[Records from a data collection]

::::::::

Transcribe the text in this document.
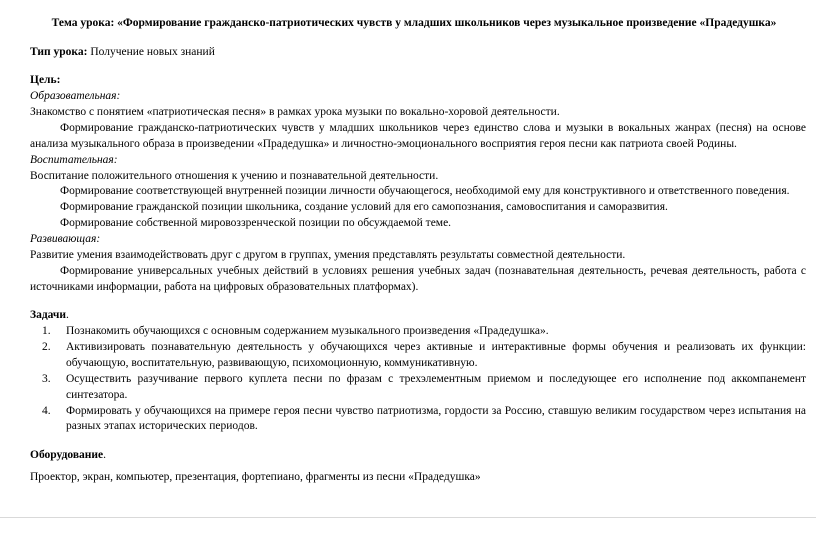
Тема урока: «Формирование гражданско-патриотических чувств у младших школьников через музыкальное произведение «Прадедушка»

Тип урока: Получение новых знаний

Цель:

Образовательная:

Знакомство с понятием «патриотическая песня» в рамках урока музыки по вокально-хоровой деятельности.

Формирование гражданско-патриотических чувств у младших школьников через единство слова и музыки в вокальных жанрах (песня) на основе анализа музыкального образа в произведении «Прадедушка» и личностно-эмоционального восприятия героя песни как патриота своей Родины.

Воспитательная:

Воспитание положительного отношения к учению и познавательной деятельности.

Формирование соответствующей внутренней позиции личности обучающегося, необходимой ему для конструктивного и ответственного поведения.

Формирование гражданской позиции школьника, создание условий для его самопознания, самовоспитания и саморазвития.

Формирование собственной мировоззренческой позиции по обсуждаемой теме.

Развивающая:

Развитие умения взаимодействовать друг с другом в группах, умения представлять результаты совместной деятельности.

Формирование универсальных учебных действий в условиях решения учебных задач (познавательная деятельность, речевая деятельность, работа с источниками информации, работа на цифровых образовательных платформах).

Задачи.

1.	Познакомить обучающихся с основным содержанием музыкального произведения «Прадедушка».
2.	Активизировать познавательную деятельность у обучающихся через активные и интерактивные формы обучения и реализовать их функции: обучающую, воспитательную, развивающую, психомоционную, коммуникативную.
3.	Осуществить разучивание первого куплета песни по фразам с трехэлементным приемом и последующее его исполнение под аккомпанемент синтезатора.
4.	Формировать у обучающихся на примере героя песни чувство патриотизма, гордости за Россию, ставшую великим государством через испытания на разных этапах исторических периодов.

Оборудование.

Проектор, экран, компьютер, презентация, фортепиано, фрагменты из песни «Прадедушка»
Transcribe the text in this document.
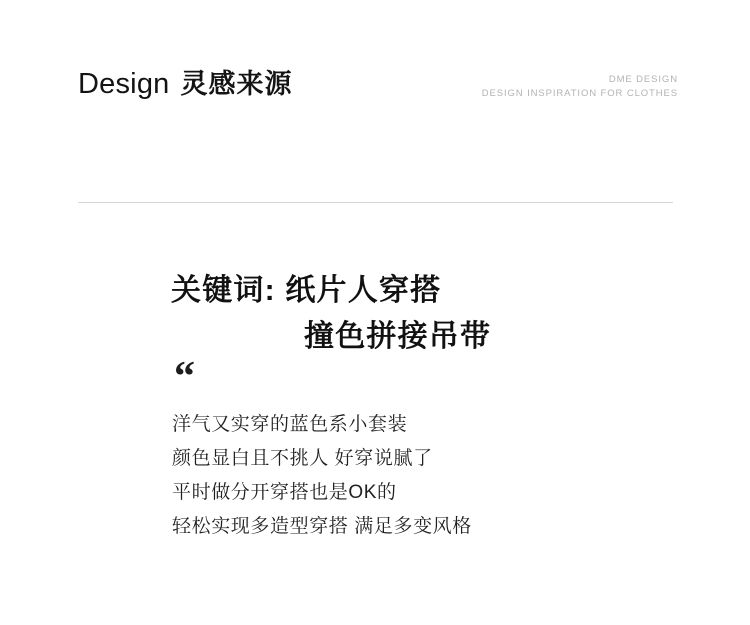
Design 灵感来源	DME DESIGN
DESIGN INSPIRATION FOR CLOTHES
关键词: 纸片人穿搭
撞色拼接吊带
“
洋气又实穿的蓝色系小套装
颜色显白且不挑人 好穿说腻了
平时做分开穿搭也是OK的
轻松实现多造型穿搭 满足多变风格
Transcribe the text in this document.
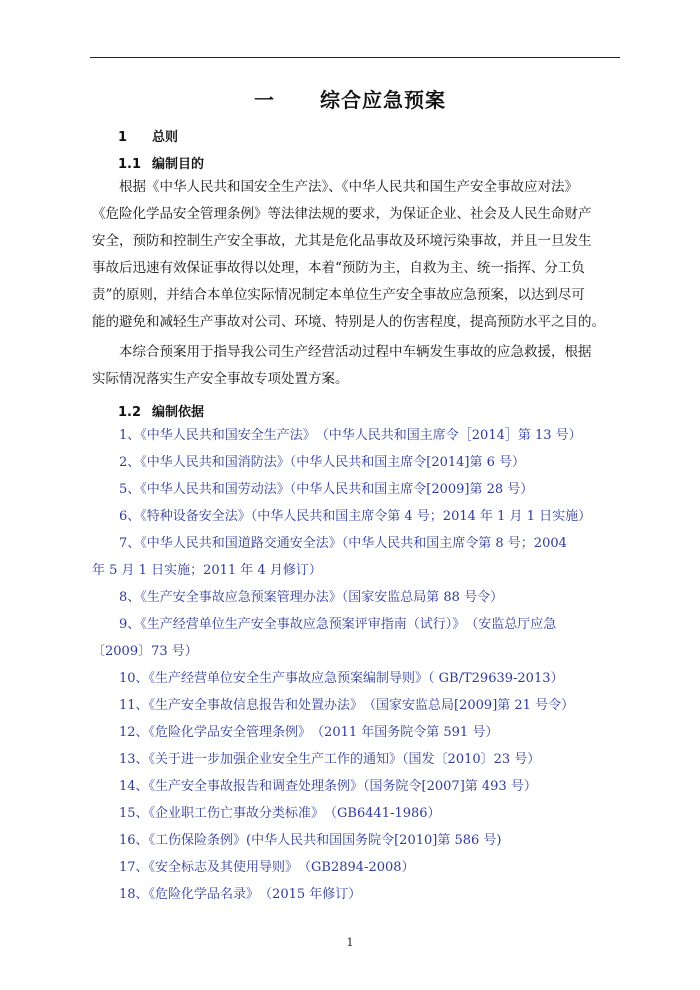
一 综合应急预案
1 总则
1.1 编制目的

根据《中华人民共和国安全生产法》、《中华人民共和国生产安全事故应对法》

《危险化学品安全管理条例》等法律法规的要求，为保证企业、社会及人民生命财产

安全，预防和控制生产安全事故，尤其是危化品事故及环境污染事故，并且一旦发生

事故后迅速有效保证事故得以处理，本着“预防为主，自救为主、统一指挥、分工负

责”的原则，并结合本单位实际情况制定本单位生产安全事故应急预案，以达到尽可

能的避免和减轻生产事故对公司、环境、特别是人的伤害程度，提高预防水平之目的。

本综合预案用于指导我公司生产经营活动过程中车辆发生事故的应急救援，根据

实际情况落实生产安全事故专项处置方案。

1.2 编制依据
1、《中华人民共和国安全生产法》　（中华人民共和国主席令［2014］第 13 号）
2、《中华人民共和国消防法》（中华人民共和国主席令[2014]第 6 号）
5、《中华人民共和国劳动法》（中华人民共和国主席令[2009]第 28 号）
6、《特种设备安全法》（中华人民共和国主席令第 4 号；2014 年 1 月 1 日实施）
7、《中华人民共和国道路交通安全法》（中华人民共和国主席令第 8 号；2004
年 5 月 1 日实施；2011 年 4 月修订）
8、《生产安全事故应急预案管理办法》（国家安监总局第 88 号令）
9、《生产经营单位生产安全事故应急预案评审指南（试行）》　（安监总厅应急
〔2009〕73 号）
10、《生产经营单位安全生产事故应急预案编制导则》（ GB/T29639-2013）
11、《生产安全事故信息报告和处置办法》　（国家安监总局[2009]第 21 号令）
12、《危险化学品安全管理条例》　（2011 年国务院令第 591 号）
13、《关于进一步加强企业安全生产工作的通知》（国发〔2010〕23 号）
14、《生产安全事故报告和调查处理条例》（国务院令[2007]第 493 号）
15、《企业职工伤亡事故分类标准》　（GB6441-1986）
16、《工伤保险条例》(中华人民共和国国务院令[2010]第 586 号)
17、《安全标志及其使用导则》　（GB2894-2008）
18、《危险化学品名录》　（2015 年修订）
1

::::::::

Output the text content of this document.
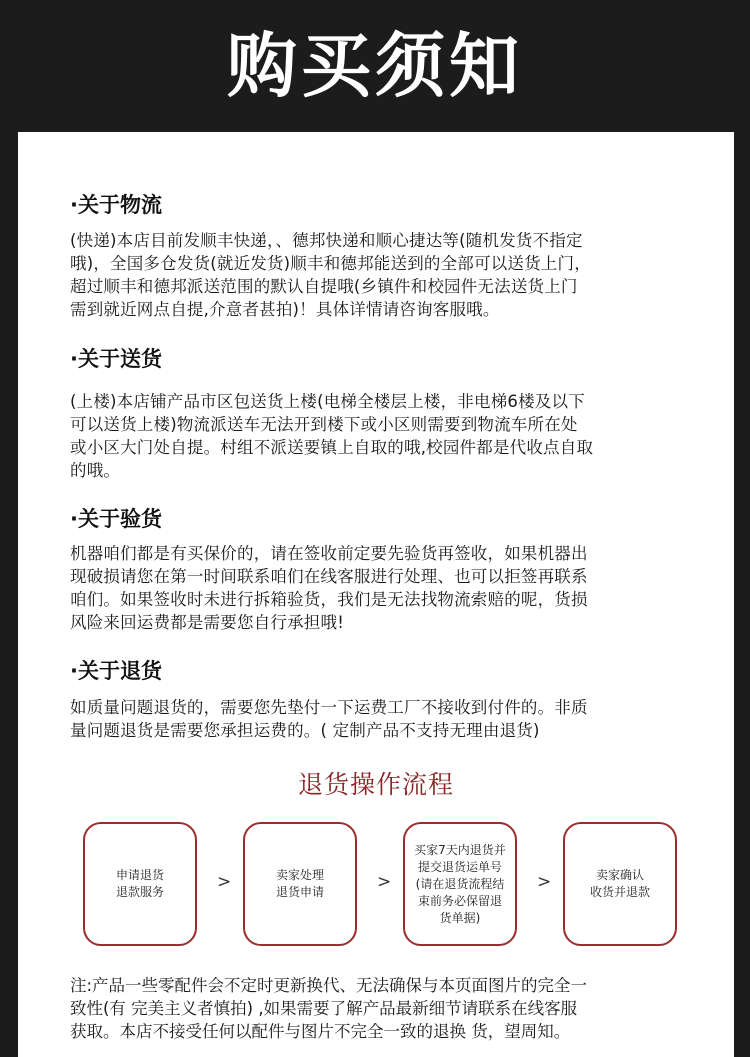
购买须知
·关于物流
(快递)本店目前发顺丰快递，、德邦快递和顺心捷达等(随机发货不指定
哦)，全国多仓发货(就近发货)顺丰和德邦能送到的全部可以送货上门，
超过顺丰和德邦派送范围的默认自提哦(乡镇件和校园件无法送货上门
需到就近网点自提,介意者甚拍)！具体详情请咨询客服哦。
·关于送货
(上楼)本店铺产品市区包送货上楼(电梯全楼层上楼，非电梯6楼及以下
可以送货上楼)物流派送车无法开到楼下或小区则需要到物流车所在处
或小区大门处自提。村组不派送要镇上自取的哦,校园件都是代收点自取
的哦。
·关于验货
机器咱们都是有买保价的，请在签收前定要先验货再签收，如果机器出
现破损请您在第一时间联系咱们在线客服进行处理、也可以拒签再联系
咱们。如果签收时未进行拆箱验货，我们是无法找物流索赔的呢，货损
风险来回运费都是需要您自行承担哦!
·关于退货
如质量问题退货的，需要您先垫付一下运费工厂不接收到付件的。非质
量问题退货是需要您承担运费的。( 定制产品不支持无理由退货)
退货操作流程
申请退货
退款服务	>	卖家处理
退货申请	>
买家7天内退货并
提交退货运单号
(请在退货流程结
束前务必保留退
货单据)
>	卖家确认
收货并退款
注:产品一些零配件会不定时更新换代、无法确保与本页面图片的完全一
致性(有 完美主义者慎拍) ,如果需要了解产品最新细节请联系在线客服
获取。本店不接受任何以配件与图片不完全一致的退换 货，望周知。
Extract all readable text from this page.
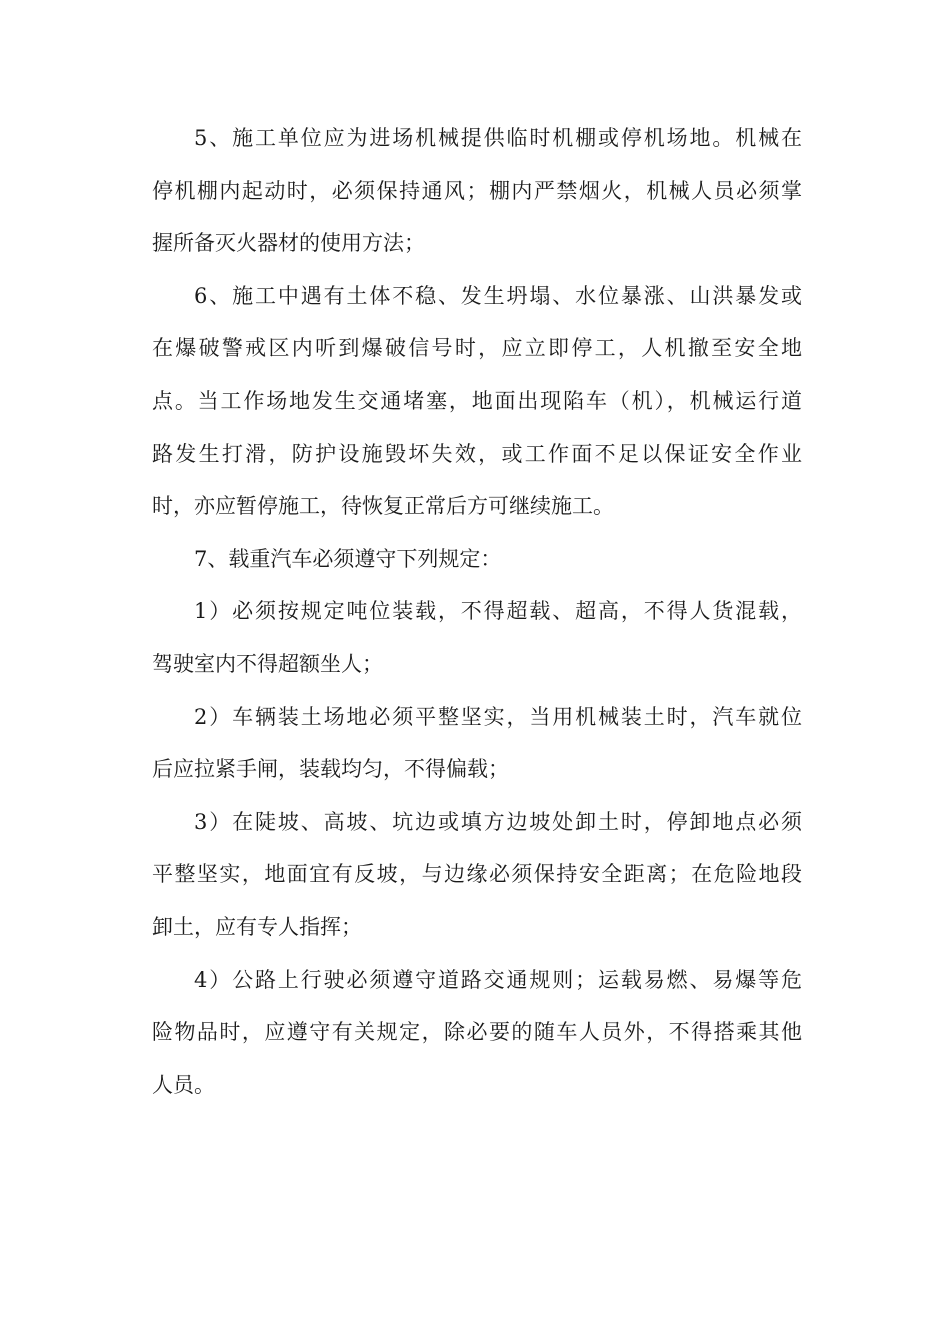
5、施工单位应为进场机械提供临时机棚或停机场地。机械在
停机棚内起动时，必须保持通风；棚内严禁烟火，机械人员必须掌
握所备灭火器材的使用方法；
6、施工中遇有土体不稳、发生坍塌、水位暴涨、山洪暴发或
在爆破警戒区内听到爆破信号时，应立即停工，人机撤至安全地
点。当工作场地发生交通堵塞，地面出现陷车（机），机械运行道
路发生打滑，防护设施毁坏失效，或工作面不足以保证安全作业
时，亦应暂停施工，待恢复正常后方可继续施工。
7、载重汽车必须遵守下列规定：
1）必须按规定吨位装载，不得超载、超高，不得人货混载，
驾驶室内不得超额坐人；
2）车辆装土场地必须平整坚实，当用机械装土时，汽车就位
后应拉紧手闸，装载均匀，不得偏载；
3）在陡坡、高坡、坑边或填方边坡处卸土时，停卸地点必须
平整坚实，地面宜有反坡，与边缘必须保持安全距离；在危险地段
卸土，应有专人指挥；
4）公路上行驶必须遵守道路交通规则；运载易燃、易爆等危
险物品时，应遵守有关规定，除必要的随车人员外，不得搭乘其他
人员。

::::::::

Of all the lines in the data above, state how many include "DESIGN". Say only the number.

2